_Task to carry out_
Reproduce the listing below without any change.

⟨

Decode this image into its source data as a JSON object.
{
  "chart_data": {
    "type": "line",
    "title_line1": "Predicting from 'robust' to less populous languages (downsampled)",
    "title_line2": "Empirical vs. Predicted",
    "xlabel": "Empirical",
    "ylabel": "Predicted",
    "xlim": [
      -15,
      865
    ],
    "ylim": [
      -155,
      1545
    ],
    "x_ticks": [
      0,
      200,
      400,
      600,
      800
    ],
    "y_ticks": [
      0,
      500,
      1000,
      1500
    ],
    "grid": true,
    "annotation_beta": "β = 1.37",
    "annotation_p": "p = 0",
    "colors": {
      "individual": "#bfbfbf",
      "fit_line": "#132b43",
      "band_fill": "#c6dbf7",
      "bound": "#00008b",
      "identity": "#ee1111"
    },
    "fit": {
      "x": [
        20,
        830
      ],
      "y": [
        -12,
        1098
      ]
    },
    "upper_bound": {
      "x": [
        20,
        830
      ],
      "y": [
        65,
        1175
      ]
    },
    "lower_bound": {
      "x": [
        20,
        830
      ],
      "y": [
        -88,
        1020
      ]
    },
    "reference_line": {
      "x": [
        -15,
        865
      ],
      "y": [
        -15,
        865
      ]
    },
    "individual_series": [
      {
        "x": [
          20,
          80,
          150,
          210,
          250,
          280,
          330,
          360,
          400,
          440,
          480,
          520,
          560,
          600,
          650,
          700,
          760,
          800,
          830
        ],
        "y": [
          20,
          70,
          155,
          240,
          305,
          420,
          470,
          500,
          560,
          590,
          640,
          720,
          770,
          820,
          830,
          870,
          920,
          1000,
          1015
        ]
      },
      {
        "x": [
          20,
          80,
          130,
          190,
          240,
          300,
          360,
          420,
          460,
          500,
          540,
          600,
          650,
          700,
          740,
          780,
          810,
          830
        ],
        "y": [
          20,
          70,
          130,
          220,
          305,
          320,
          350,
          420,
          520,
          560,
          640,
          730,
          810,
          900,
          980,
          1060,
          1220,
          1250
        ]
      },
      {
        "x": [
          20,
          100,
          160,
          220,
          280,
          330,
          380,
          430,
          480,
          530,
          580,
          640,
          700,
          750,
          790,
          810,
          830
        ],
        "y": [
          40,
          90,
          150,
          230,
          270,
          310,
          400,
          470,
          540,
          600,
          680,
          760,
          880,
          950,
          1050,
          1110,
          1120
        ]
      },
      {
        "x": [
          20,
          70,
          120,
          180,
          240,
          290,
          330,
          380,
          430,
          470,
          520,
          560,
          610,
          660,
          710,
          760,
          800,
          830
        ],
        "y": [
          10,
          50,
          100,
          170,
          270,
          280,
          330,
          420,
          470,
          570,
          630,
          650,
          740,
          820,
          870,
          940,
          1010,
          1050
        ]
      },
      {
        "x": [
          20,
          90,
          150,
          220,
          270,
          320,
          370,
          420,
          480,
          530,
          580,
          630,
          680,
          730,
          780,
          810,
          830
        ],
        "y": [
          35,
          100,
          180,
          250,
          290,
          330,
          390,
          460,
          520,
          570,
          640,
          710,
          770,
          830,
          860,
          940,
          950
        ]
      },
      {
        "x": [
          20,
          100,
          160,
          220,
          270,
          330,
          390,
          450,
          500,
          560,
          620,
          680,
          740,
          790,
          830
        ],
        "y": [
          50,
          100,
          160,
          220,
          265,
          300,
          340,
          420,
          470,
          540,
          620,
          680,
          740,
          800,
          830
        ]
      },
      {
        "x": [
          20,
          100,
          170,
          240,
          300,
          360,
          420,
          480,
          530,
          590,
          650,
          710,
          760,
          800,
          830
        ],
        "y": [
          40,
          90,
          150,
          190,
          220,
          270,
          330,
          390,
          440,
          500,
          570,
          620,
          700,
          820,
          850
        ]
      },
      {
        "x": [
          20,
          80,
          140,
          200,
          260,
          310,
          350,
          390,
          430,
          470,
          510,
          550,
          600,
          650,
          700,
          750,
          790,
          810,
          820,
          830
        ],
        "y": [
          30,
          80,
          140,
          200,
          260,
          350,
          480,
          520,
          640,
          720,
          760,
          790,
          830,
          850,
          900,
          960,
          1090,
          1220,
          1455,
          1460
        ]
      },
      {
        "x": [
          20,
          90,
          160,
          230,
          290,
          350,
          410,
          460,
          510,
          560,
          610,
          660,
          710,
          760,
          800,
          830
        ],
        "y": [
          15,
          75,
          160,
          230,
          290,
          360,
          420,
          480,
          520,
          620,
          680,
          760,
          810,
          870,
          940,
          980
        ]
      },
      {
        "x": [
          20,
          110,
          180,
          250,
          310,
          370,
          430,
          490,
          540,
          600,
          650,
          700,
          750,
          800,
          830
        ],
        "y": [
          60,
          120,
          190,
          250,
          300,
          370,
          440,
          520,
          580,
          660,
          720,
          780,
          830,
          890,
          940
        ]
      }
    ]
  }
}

⟩

_Solution for this problem_
Decode this image into its source data as a JSON object.
{
  "chart_data": {
    "type": "line",
    "title_line1": "Predicting from 'robust' to less populous languages (downsampled)",
    "title_line2": "Empirical vs. Predicted",
    "xlabel": "Empirical",
    "ylabel": "Predicted",
    "xlim": [
      -15,
      865
    ],
    "ylim": [
      -155,
      1545
    ],
    "x_ticks": [
      0,
      200,
      400,
      600,
      800
    ],
    "y_ticks": [
      0,
      500,
      1000,
      1500
    ],
    "grid": true,
    "annotation_beta": "β = 1.37",
    "annotation_p": "p = 0",
    "colors": {
      "individual": "#bfbfbf",
      "fit_line": "#132b43",
      "band_fill": "#c6dbf7",
      "bound": "#00008b",
      "identity": "#ee1111"
    },
    "fit": {
      "x": [
        20,
        830
      ],
      "y": [
        -12,
        1098
      ]
    },
    "upper_bound": {
      "x": [
        20,
        830
      ],
      "y": [
        65,
        1175
      ]
    },
    "lower_bound": {
      "x": [
        20,
        830
      ],
      "y": [
        -88,
        1020
      ]
    },
    "reference_line": {
      "x": [
        -15,
        865
      ],
      "y": [
        -15,
        865
      ]
    },
    "individual_series": [
      {
        "x": [
          20,
          80,
          150,
          210,
          250,
          280,
          330,
          360,
          400,
          440,
          480,
          520,
          560,
          600,
          650,
          700,
          760,
          800,
          830
        ],
        "y": [
          20,
          70,
          155,
          240,
          305,
          420,
          470,
          500,
          560,
          590,
          640,
          720,
          770,
          820,
          830,
          870,
          920,
          1000,
          1015
        ]
      },
      {
        "x": [
          20,
          80,
          130,
          190,
          240,
          300,
          360,
          420,
          460,
          500,
          540,
          600,
          650,
          700,
          740,
          780,
          810,
          830
        ],
        "y": [
          20,
          70,
          130,
          220,
          305,
          320,
          350,
          420,
          520,
          560,
          640,
          730,
          810,
          900,
          980,
          1060,
          1220,
          1250
        ]
      },
      {
        "x": [
          20,
          100,
          160,
          220,
          280,
          330,
          380,
          430,
          480,
          530,
          580,
          640,
          700,
          750,
          790,
          810,
          830
        ],
        "y": [
          40,
          90,
          150,
          230,
          270,
          310,
          400,
          470,
          540,
          600,
          680,
          760,
          880,
          950,
          1050,
          1110,
          1120
        ]
      },
      {
        "x": [
          20,
          70,
          120,
          180,
          240,
          290,
          330,
          380,
          430,
          470,
          520,
          560,
          610,
          660,
          710,
          760,
          800,
          830
        ],
        "y": [
          10,
          50,
          100,
          170,
          270,
          280,
          330,
          420,
          470,
          570,
          630,
          650,
          740,
          820,
          870,
          940,
          1010,
          1050
        ]
      },
      {
        "x": [
          20,
          90,
          150,
          220,
          270,
          320,
          370,
          420,
          480,
          530,
          580,
          630,
          680,
          730,
          780,
          810,
          830
        ],
        "y": [
          35,
          100,
          180,
          250,
          290,
          330,
          390,
          460,
          520,
          570,
          640,
          710,
          770,
          830,
          860,
          940,
          950
        ]
      },
      {
        "x": [
          20,
          100,
          160,
          220,
          270,
          330,
          390,
          450,
          500,
          560,
          620,
          680,
          740,
          790,
          830
        ],
        "y": [
          50,
          100,
          160,
          220,
          265,
          300,
          340,
          420,
          470,
          540,
          620,
          680,
          740,
          800,
          830
        ]
      },
      {
        "x": [
          20,
          100,
          170,
          240,
          300,
          360,
          420,
          480,
          530,
          590,
          650,
          710,
          760,
          800,
          830
        ],
        "y": [
          40,
          90,
          150,
          190,
          220,
          270,
          330,
          390,
          440,
          500,
          570,
          620,
          700,
          820,
          850
        ]
      },
      {
        "x": [
          20,
          80,
          140,
          200,
          260,
          310,
          350,
          390,
          430,
          470,
          510,
          550,
          600,
          650,
          700,
          750,
          790,
          810,
          820,
          830
        ],
        "y": [
          30,
          80,
          140,
          200,
          260,
          350,
          480,
          520,
          640,
          720,
          760,
          790,
          830,
          850,
          900,
          960,
          1090,
          1220,
          1455,
          1460
        ]
      },
      {
        "x": [
          20,
          90,
          160,
          230,
          290,
          350,
          410,
          460,
          510,
          560,
          610,
          660,
          710,
          760,
          800,
          830
        ],
        "y": [
          15,
          75,
          160,
          230,
          290,
          360,
          420,
          480,
          520,
          620,
          680,
          760,
          810,
          870,
          940,
          980
        ]
      },
      {
        "x": [
          20,
          110,
          180,
          250,
          310,
          370,
          430,
          490,
          540,
          600,
          650,
          700,
          750,
          800,
          830
        ],
        "y": [
          60,
          120,
          190,
          250,
          300,
          370,
          440,
          520,
          580,
          660,
          720,
          780,
          830,
          890,
          940
        ]
      }
    ]
  }
}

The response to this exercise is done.